● What to produce:
Could you print all the entries exactly?

:::::

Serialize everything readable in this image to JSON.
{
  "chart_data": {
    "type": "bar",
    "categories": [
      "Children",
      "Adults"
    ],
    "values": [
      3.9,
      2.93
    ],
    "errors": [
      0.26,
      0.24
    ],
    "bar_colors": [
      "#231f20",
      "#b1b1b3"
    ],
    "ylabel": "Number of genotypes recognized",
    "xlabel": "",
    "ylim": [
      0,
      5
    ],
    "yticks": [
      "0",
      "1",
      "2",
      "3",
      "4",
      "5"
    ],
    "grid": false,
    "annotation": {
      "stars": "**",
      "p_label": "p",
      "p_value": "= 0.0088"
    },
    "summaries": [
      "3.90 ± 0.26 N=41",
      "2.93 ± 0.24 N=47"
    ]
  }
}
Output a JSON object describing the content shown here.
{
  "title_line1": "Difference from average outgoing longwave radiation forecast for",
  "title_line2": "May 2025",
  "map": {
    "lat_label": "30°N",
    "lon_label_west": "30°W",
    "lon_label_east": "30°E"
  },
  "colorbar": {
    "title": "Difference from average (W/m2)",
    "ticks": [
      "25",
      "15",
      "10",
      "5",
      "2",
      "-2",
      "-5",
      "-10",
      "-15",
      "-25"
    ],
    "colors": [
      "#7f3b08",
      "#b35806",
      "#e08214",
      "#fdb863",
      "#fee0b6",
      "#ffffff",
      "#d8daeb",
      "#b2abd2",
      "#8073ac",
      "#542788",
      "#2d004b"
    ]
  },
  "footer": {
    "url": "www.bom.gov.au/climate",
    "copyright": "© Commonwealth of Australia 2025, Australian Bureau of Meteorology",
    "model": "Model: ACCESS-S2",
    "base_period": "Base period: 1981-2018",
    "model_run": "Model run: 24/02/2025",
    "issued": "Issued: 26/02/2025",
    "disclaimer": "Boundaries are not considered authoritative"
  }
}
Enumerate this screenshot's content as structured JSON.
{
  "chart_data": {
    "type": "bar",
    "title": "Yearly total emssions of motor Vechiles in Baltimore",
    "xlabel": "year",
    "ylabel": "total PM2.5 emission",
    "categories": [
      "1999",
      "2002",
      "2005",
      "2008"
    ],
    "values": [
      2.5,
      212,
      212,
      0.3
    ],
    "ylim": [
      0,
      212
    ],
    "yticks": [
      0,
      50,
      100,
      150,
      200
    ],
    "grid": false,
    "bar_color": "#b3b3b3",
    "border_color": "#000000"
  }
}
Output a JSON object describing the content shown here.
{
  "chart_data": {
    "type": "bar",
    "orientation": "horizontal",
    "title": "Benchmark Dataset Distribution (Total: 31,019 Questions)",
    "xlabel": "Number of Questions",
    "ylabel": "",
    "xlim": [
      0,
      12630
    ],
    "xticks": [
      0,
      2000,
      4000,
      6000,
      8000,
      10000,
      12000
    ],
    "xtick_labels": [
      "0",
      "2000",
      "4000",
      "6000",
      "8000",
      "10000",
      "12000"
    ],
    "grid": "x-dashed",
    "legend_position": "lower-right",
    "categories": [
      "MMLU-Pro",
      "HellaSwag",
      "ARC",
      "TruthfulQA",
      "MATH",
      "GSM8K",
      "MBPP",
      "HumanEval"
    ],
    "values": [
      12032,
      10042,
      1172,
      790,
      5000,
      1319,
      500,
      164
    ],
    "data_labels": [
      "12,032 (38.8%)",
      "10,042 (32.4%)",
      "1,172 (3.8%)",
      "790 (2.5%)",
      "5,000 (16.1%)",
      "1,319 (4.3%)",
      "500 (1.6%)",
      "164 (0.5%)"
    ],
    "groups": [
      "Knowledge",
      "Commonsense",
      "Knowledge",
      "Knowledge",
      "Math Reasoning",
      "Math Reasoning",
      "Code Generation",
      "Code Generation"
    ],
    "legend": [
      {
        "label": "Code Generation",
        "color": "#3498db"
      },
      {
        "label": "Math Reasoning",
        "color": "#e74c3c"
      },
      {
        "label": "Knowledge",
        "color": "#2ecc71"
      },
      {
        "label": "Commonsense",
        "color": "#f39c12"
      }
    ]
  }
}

:::::

● Result of this task:
Serialize everything readable in this image to JSON.
{
  "chart_data": {
    "type": "bar",
    "categories": [
      "Children",
      "Adults"
    ],
    "values": [
      3.9,
      2.93
    ],
    "errors": [
      0.26,
      0.24
    ],
    "bar_colors": [
      "#231f20",
      "#b1b1b3"
    ],
    "ylabel": "Number of genotypes recognized",
    "xlabel": "",
    "ylim": [
      0,
      5
    ],
    "yticks": [
      "0",
      "1",
      "2",
      "3",
      "4",
      "5"
    ],
    "grid": false,
    "annotation": {
      "stars": "**",
      "p_label": "p",
      "p_value": "= 0.0088"
    },
    "summaries": [
      "3.90 ± 0.26 N=41",
      "2.93 ± 0.24 N=47"
    ]
  }
}
Output a JSON object describing the content shown here.
{
  "title_line1": "Difference from average outgoing longwave radiation forecast for",
  "title_line2": "May 2025",
  "map": {
    "lat_label": "30°N",
    "lon_label_west": "30°W",
    "lon_label_east": "30°E"
  },
  "colorbar": {
    "title": "Difference from average (W/m2)",
    "ticks": [
      "25",
      "15",
      "10",
      "5",
      "2",
      "-2",
      "-5",
      "-10",
      "-15",
      "-25"
    ],
    "colors": [
      "#7f3b08",
      "#b35806",
      "#e08214",
      "#fdb863",
      "#fee0b6",
      "#ffffff",
      "#d8daeb",
      "#b2abd2",
      "#8073ac",
      "#542788",
      "#2d004b"
    ]
  },
  "footer": {
    "url": "www.bom.gov.au/climate",
    "copyright": "© Commonwealth of Australia 2025, Australian Bureau of Meteorology",
    "model": "Model: ACCESS-S2",
    "base_period": "Base period: 1981-2018",
    "model_run": "Model run: 24/02/2025",
    "issued": "Issued: 26/02/2025",
    "disclaimer": "Boundaries are not considered authoritative"
  }
}
Enumerate this screenshot's content as structured JSON.
{
  "chart_data": {
    "type": "bar",
    "title": "Yearly total emssions of motor Vechiles in Baltimore",
    "xlabel": "year",
    "ylabel": "total PM2.5 emission",
    "categories": [
      "1999",
      "2002",
      "2005",
      "2008"
    ],
    "values": [
      2.5,
      212,
      212,
      0.3
    ],
    "ylim": [
      0,
      212
    ],
    "yticks": [
      0,
      50,
      100,
      150,
      200
    ],
    "grid": false,
    "bar_color": "#b3b3b3",
    "border_color": "#000000"
  }
}
Output a JSON object describing the content shown here.
{
  "chart_data": {
    "type": "bar",
    "orientation": "horizontal",
    "title": "Benchmark Dataset Distribution (Total: 31,019 Questions)",
    "xlabel": "Number of Questions",
    "ylabel": "",
    "xlim": [
      0,
      12630
    ],
    "xticks": [
      0,
      2000,
      4000,
      6000,
      8000,
      10000,
      12000
    ],
    "xtick_labels": [
      "0",
      "2000",
      "4000",
      "6000",
      "8000",
      "10000",
      "12000"
    ],
    "grid": "x-dashed",
    "legend_position": "lower-right",
    "categories": [
      "MMLU-Pro",
      "HellaSwag",
      "ARC",
      "TruthfulQA",
      "MATH",
      "GSM8K",
      "MBPP",
      "HumanEval"
    ],
    "values": [
      12032,
      10042,
      1172,
      790,
      5000,
      1319,
      500,
      164
    ],
    "data_labels": [
      "12,032 (38.8%)",
      "10,042 (32.4%)",
      "1,172 (3.8%)",
      "790 (2.5%)",
      "5,000 (16.1%)",
      "1,319 (4.3%)",
      "500 (1.6%)",
      "164 (0.5%)"
    ],
    "groups": [
      "Knowledge",
      "Commonsense",
      "Knowledge",
      "Knowledge",
      "Math Reasoning",
      "Math Reasoning",
      "Code Generation",
      "Code Generation"
    ],
    "legend": [
      {
        "label": "Code Generation",
        "color": "#3498db"
      },
      {
        "label": "Math Reasoning",
        "color": "#e74c3c"
      },
      {
        "label": "Knowledge",
        "color": "#2ecc71"
      },
      {
        "label": "Commonsense",
        "color": "#f39c12"
      }
    ]
  }
}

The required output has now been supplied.